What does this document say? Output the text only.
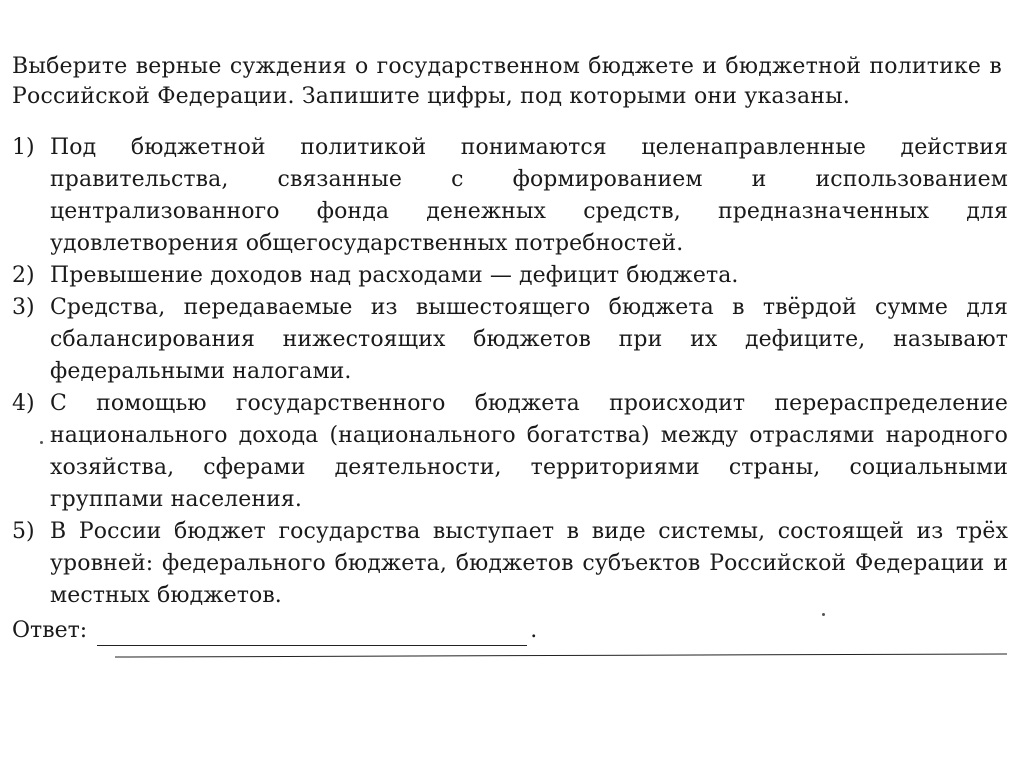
Выберите верные суждения о государственном бюджете и бюджетной политике в Российской Федерации. Запишите цифры, под которыми они указаны.
1) Под бюджетной политикой понимаются целенаправленные действия правительства, связанные с формированием и использованием централизованного фонда денежных средств, предназначенных для удовлетворения общегосударственных потребностей.
2) Превышение доходов над расходами — дефицит бюджета.
3) Средства, передаваемые из вышестоящего бюджета в твёрдой сумме для сбалансирования нижестоящих бюджетов при их дефиците, называют федеральными налогами.
4) С помощью государственного бюджета происходит перераспределение национального дохода (национального богатства) между отраслями народного хозяйства, сферами деятельности, территориями страны, социальными группами населения.
5) В России бюджет государства выступает в виде системы, состоящей из трёх уровней: федерального бюджета, бюджетов субъектов Российской Федерации и местных бюджетов.
Ответ:	.
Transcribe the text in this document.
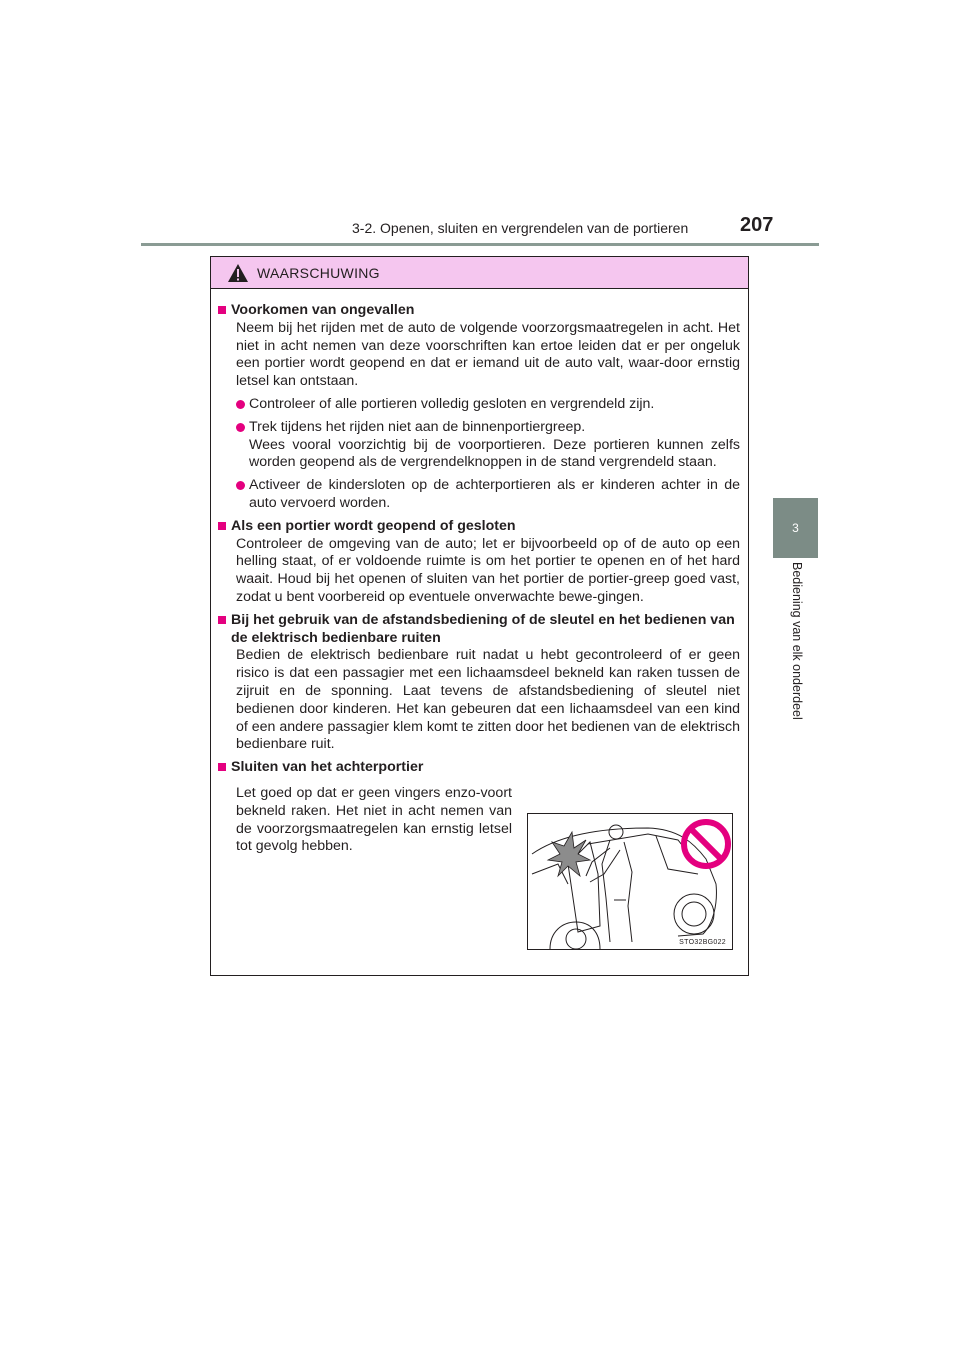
3-2. Openen, sluiten en vergrendelen van de portieren	207
3
Bediening van elk onderdeel
WAARSCHUWING
Voorkomen van ongevallen
Neem bij het rijden met de auto de volgende voorzorgsmaatregelen in acht. Het niet in acht nemen van deze voorschriften kan ertoe leiden dat er per ongeluk een portier wordt geopend en dat er iemand uit de auto valt, waar-door ernstig letsel kan ontstaan.
Controleer of alle portieren volledig gesloten en vergrendeld zijn.
Trek tijdens het rijden niet aan de binnenportiergreep.
Wees vooral voorzichtig bij de voorportieren. Deze portieren kunnen zelfs worden geopend als de vergrendelknoppen in de stand vergrendeld staan.
Activeer de kindersloten op de achterportieren als er kinderen achter in de auto vervoerd worden.
Als een portier wordt geopend of gesloten
Controleer de omgeving van de auto; let er bijvoorbeeld op of de auto op een helling staat, of er voldoende ruimte is om het portier te openen en of het hard waait. Houd bij het openen of sluiten van het portier de portier-greep goed vast, zodat u bent voorbereid op eventuele onverwachte bewe-gingen.
Bij het gebruik van de afstandsbediening of de sleutel en het bedienen van de elektrisch bedienbare ruiten
Bedien de elektrisch bedienbare ruit nadat u hebt gecontroleerd of er geen risico is dat een passagier met een lichaamsdeel bekneld kan raken tussen de zijruit en de sponning. Laat tevens de afstandsbediening of sleutel niet bedienen door kinderen. Het kan gebeuren dat een lichaamsdeel van een kind of een andere passagier klem komt te zitten door het bedienen van de elektrisch bedienbare ruit.
Sluiten van het achterportier
Let goed op dat er geen vingers enzo-voort bekneld raken. Het niet in acht nemen van de voorzorgsmaatregelen kan ernstig letsel tot gevolg hebben.
STO32BG022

+++++

Exactly the lines from the one with "Transcribe the text in this document." through the end of the listing above are to be repeated, with no pictures.

▶ _Written solution_
Transcribe the text in this document.
3-2. Openen, sluiten en vergrendelen van de portieren	207
3
Bediening van elk onderdeel
WAARSCHUWING
Voorkomen van ongevallen
Neem bij het rijden met de auto de volgende voorzorgsmaatregelen in acht. Het niet in acht nemen van deze voorschriften kan ertoe leiden dat er per ongeluk een portier wordt geopend en dat er iemand uit de auto valt, waar-door ernstig letsel kan ontstaan.
Controleer of alle portieren volledig gesloten en vergrendeld zijn.
Trek tijdens het rijden niet aan de binnenportiergreep.
Wees vooral voorzichtig bij de voorportieren. Deze portieren kunnen zelfs worden geopend als de vergrendelknoppen in de stand vergrendeld staan.
Activeer de kindersloten op de achterportieren als er kinderen achter in de auto vervoerd worden.
Als een portier wordt geopend of gesloten
Controleer de omgeving van de auto; let er bijvoorbeeld op of de auto op een helling staat, of er voldoende ruimte is om het portier te openen en of het hard waait. Houd bij het openen of sluiten van het portier de portier-greep goed vast, zodat u bent voorbereid op eventuele onverwachte bewe-gingen.
Bij het gebruik van de afstandsbediening of de sleutel en het bedienen van de elektrisch bedienbare ruiten
Bedien de elektrisch bedienbare ruit nadat u hebt gecontroleerd of er geen risico is dat een passagier met een lichaamsdeel bekneld kan raken tussen de zijruit en de sponning. Laat tevens de afstandsbediening of sleutel niet bedienen door kinderen. Het kan gebeuren dat een lichaamsdeel van een kind of een andere passagier klem komt te zitten door het bedienen van de elektrisch bedienbare ruit.
Sluiten van het achterportier
Let goed op dat er geen vingers enzo-voort bekneld raken. Het niet in acht nemen van de voorzorgsmaatregelen kan ernstig letsel tot gevolg hebben.
STO32BG022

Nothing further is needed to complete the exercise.